━━━ Data shown

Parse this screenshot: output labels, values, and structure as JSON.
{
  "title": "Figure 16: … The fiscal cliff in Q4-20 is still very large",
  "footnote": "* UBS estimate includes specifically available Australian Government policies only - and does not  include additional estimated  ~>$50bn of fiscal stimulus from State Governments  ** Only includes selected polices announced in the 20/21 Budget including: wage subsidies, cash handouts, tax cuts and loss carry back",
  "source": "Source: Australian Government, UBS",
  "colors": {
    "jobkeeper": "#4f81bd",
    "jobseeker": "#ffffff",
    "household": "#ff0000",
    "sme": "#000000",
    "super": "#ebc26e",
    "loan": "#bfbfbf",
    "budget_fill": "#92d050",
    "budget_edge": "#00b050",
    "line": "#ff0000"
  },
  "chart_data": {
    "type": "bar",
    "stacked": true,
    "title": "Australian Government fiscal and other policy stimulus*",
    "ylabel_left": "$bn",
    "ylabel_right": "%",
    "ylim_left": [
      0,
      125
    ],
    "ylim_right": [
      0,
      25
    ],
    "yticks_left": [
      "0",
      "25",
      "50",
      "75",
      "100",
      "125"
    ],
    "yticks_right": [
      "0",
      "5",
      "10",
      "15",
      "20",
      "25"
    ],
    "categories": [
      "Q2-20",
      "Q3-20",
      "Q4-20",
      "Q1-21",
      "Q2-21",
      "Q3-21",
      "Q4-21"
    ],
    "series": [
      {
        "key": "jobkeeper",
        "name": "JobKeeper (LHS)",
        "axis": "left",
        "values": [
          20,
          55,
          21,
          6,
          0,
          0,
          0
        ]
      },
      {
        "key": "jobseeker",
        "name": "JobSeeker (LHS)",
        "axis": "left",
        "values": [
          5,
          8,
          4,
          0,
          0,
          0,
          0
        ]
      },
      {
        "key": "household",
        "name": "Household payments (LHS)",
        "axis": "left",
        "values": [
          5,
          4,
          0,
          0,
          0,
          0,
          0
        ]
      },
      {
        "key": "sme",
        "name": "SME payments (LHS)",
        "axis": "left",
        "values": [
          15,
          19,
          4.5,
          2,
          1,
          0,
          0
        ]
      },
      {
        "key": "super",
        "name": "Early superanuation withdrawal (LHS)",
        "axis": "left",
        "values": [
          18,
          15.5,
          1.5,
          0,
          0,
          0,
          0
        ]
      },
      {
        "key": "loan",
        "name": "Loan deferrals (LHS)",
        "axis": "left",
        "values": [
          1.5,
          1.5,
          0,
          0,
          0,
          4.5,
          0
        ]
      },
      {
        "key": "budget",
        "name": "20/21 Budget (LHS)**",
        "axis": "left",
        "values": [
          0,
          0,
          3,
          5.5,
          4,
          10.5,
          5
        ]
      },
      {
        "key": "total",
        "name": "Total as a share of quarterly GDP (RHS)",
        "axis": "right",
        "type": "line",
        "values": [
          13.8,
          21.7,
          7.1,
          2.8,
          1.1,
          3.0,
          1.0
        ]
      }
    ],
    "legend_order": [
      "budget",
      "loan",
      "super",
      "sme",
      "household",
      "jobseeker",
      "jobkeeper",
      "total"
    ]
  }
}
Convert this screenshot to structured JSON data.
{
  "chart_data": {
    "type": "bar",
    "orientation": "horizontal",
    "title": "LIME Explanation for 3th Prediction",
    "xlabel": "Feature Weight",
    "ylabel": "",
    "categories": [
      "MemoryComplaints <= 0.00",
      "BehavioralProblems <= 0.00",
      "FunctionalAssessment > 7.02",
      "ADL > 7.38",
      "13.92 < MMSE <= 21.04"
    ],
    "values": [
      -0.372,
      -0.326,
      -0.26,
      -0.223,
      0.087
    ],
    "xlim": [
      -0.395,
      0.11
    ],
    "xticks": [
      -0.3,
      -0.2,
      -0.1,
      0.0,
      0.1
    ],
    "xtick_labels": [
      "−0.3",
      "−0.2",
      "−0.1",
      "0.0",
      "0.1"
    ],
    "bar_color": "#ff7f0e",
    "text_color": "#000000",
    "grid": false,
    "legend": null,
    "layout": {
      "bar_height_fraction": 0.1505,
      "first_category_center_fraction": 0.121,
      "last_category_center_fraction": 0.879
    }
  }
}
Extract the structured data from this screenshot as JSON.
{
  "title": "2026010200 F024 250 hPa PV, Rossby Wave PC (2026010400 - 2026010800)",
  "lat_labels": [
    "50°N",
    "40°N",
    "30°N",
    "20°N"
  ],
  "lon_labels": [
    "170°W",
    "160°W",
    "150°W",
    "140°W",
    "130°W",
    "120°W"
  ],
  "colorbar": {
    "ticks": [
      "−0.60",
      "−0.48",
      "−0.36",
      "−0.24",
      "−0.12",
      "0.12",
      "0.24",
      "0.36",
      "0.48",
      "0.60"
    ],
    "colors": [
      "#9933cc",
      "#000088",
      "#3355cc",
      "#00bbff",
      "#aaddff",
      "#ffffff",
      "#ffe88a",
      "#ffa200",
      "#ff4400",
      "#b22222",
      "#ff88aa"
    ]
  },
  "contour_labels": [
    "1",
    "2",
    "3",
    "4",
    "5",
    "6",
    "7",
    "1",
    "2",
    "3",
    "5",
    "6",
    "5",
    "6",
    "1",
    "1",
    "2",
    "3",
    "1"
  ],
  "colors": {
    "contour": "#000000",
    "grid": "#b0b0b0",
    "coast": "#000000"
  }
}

━━━━━━

_Work to complete_
Extract from the data every line where "payments" shows up.

_The response_
        "name": "Household payments (LHS)",
        "name": "SME payments (LHS)",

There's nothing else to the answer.